══ Entries supplied ══
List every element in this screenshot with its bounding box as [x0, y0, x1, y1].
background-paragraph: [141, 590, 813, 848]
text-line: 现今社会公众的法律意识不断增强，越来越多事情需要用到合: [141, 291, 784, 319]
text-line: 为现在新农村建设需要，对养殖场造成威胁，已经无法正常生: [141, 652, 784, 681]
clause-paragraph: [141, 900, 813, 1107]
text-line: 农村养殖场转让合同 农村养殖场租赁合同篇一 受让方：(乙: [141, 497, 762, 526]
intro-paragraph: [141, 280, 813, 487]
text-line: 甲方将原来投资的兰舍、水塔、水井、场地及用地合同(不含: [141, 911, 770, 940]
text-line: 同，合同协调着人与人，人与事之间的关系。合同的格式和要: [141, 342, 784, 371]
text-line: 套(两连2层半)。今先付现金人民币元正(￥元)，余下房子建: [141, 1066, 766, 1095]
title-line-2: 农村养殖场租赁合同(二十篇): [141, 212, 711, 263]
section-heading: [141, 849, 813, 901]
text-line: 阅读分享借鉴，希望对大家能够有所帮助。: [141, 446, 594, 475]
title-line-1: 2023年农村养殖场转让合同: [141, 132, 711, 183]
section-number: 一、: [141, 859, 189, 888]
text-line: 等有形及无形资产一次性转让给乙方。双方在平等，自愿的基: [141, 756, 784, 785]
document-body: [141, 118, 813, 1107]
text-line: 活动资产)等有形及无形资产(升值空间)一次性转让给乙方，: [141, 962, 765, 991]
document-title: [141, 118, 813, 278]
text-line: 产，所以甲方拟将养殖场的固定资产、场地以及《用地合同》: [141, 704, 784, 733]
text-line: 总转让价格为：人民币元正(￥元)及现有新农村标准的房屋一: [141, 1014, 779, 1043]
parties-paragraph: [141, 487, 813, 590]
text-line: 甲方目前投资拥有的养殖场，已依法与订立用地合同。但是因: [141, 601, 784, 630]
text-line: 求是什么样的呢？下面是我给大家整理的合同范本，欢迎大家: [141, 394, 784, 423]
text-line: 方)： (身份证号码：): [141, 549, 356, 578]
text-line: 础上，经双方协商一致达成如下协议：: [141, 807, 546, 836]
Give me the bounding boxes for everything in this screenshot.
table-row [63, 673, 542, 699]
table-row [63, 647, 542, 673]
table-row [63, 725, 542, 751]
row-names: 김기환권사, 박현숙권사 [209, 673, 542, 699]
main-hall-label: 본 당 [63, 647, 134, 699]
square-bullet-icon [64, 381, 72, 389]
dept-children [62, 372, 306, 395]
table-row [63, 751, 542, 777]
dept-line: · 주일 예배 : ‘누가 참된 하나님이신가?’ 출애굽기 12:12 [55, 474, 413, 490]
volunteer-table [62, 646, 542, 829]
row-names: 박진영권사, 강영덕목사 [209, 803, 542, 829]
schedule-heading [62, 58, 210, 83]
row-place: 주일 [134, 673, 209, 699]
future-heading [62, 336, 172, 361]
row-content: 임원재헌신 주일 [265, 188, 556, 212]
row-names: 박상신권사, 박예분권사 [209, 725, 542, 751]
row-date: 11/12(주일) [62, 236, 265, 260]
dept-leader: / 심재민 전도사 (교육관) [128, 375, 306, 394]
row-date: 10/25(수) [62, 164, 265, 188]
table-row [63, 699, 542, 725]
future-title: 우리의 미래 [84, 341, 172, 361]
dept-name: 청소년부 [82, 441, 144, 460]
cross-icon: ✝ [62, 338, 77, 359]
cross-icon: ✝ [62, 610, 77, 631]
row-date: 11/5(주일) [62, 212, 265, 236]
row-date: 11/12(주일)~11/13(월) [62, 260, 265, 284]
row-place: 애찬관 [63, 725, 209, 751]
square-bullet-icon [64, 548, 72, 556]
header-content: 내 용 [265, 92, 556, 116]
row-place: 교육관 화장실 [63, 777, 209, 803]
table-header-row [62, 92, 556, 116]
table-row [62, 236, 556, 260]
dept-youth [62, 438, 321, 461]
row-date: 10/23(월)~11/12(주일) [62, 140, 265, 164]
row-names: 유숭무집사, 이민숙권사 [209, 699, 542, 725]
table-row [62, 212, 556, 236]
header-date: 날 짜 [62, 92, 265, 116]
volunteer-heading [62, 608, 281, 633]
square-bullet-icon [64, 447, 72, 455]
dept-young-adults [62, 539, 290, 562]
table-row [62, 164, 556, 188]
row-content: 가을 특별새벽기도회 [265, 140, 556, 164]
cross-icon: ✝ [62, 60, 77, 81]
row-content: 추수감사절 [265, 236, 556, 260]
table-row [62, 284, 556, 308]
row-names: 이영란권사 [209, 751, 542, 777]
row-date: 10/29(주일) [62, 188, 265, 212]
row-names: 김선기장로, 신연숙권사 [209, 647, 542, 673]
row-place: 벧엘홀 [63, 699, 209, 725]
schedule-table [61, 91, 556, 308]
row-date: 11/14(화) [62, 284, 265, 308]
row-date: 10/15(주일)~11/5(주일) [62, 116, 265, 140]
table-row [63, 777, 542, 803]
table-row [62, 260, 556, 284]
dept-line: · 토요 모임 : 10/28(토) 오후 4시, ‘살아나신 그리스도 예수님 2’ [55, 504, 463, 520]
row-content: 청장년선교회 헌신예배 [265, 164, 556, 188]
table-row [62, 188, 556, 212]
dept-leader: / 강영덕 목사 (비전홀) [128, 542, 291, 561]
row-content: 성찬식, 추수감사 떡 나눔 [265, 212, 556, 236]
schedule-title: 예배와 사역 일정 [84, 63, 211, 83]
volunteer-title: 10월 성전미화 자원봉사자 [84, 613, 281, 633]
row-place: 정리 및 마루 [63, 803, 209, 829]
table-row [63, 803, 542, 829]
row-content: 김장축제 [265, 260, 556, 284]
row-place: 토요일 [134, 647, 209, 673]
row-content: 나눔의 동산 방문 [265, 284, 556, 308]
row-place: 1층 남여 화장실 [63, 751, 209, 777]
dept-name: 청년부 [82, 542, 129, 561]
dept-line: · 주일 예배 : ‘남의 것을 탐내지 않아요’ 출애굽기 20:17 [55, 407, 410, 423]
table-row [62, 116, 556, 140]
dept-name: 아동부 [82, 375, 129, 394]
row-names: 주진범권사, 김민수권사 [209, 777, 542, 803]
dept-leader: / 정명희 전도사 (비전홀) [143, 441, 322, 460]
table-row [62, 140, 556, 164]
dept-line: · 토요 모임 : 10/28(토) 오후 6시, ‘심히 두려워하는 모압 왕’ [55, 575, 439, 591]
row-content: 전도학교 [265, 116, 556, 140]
═══
Requirements.
Reproduce every line of the data above, changing nothing.

Finished exercise.
List every element in this screenshot with its bounding box as [x0, y0, x1, y1].
background-paragraph: [141, 590, 813, 848]
text-line: 现今社会公众的法律意识不断增强，越来越多事情需要用到合: [141, 291, 784, 319]
text-line: 为现在新农村建设需要，对养殖场造成威胁，已经无法正常生: [141, 652, 784, 681]
clause-paragraph: [141, 900, 813, 1107]
text-line: 农村养殖场转让合同 农村养殖场租赁合同篇一 受让方：(乙: [141, 497, 762, 526]
intro-paragraph: [141, 280, 813, 487]
text-line: 甲方将原来投资的兰舍、水塔、水井、场地及用地合同(不含: [141, 911, 770, 940]
text-line: 同，合同协调着人与人，人与事之间的关系。合同的格式和要: [141, 342, 784, 371]
text-line: 套(两连2层半)。今先付现金人民币元正(￥元)，余下房子建: [141, 1066, 766, 1095]
title-line-2: 农村养殖场租赁合同(二十篇): [141, 212, 711, 263]
section-heading: [141, 849, 813, 901]
text-line: 阅读分享借鉴，希望对大家能够有所帮助。: [141, 446, 594, 475]
title-line-1: 2023年农村养殖场转让合同: [141, 132, 711, 183]
section-number: 一、: [141, 859, 189, 888]
text-line: 等有形及无形资产一次性转让给乙方。双方在平等，自愿的基: [141, 756, 784, 785]
document-body: [141, 118, 813, 1107]
text-line: 活动资产)等有形及无形资产(升值空间)一次性转让给乙方，: [141, 962, 765, 991]
document-title: [141, 118, 813, 278]
text-line: 产，所以甲方拟将养殖场的固定资产、场地以及《用地合同》: [141, 704, 784, 733]
text-line: 总转让价格为：人民币元正(￥元)及现有新农村标准的房屋一: [141, 1014, 779, 1043]
parties-paragraph: [141, 487, 813, 590]
text-line: 甲方目前投资拥有的养殖场，已依法与订立用地合同。但是因: [141, 601, 784, 630]
text-line: 求是什么样的呢？下面是我给大家整理的合同范本，欢迎大家: [141, 394, 784, 423]
text-line: 方)： (身份证号码：): [141, 549, 356, 578]
text-line: 础上，经双方协商一致达成如下协议：: [141, 807, 546, 836]
Give me the bounding boxes for everything in this screenshot.
table-row [63, 673, 542, 699]
table-row [63, 647, 542, 673]
table-row [63, 725, 542, 751]
row-names: 김기환권사, 박현숙권사 [209, 673, 542, 699]
main-hall-label: 본 당 [63, 647, 134, 699]
square-bullet-icon [64, 381, 72, 389]
dept-children [62, 372, 306, 395]
table-row [63, 751, 542, 777]
dept-line: · 주일 예배 : ‘누가 참된 하나님이신가?’ 출애굽기 12:12 [55, 474, 413, 490]
volunteer-table [62, 646, 542, 829]
row-names: 박진영권사, 강영덕목사 [209, 803, 542, 829]
schedule-heading [62, 58, 210, 83]
row-place: 주일 [134, 673, 209, 699]
future-heading [62, 336, 172, 361]
row-content: 임원재헌신 주일 [265, 188, 556, 212]
row-names: 박상신권사, 박예분권사 [209, 725, 542, 751]
row-date: 11/12(주일) [62, 236, 265, 260]
dept-leader: / 심재민 전도사 (교육관) [128, 375, 306, 394]
row-date: 10/25(수) [62, 164, 265, 188]
table-row [63, 699, 542, 725]
future-title: 우리의 미래 [84, 341, 172, 361]
dept-name: 청소년부 [82, 441, 144, 460]
cross-icon: ✝ [62, 338, 77, 359]
cross-icon: ✝ [62, 610, 77, 631]
row-date: 11/5(주일) [62, 212, 265, 236]
row-date: 11/12(주일)~11/13(월) [62, 260, 265, 284]
row-place: 애찬관 [63, 725, 209, 751]
square-bullet-icon [64, 548, 72, 556]
header-content: 내 용 [265, 92, 556, 116]
row-place: 교육관 화장실 [63, 777, 209, 803]
table-header-row [62, 92, 556, 116]
table-row [62, 236, 556, 260]
dept-youth [62, 438, 321, 461]
row-date: 10/23(월)~11/12(주일) [62, 140, 265, 164]
row-names: 유숭무집사, 이민숙권사 [209, 699, 542, 725]
table-row [62, 212, 556, 236]
header-date: 날 짜 [62, 92, 265, 116]
volunteer-heading [62, 608, 281, 633]
square-bullet-icon [64, 447, 72, 455]
dept-young-adults [62, 539, 290, 562]
table-row [62, 164, 556, 188]
row-content: 가을 특별새벽기도회 [265, 140, 556, 164]
cross-icon: ✝ [62, 60, 77, 81]
row-content: 추수감사절 [265, 236, 556, 260]
table-row [62, 284, 556, 308]
row-names: 이영란권사 [209, 751, 542, 777]
row-date: 10/29(주일) [62, 188, 265, 212]
row-names: 김선기장로, 신연숙권사 [209, 647, 542, 673]
row-place: 벧엘홀 [63, 699, 209, 725]
schedule-table [61, 91, 556, 308]
row-date: 11/14(화) [62, 284, 265, 308]
row-date: 10/15(주일)~11/5(주일) [62, 116, 265, 140]
table-row [63, 777, 542, 803]
table-row [62, 260, 556, 284]
dept-line: · 토요 모임 : 10/28(토) 오후 4시, ‘살아나신 그리스도 예수님 2’ [55, 504, 463, 520]
row-content: 청장년선교회 헌신예배 [265, 164, 556, 188]
table-row [62, 188, 556, 212]
dept-leader: / 강영덕 목사 (비전홀) [128, 542, 291, 561]
row-content: 성찬식, 추수감사 떡 나눔 [265, 212, 556, 236]
schedule-title: 예배와 사역 일정 [84, 63, 211, 83]
volunteer-title: 10월 성전미화 자원봉사자 [84, 613, 281, 633]
row-place: 정리 및 마루 [63, 803, 209, 829]
table-row [63, 803, 542, 829]
row-content: 김장축제 [265, 260, 556, 284]
row-place: 토요일 [134, 647, 209, 673]
row-content: 나눔의 동산 방문 [265, 284, 556, 308]
row-place: 1층 남여 화장실 [63, 751, 209, 777]
dept-name: 청년부 [82, 542, 129, 561]
dept-line: · 주일 예배 : ‘남의 것을 탐내지 않아요’ 출애굽기 20:17 [55, 407, 410, 423]
table-row [62, 116, 556, 140]
dept-name: 아동부 [82, 375, 129, 394]
row-names: 주진범권사, 김민수권사 [209, 777, 542, 803]
dept-leader: / 정명희 전도사 (비전홀) [143, 441, 322, 460]
table-row [62, 140, 556, 164]
dept-line: · 토요 모임 : 10/28(토) 오후 6시, ‘심히 두려워하는 모압 왕’ [55, 575, 439, 591]
row-content: 전도학교 [265, 116, 556, 140]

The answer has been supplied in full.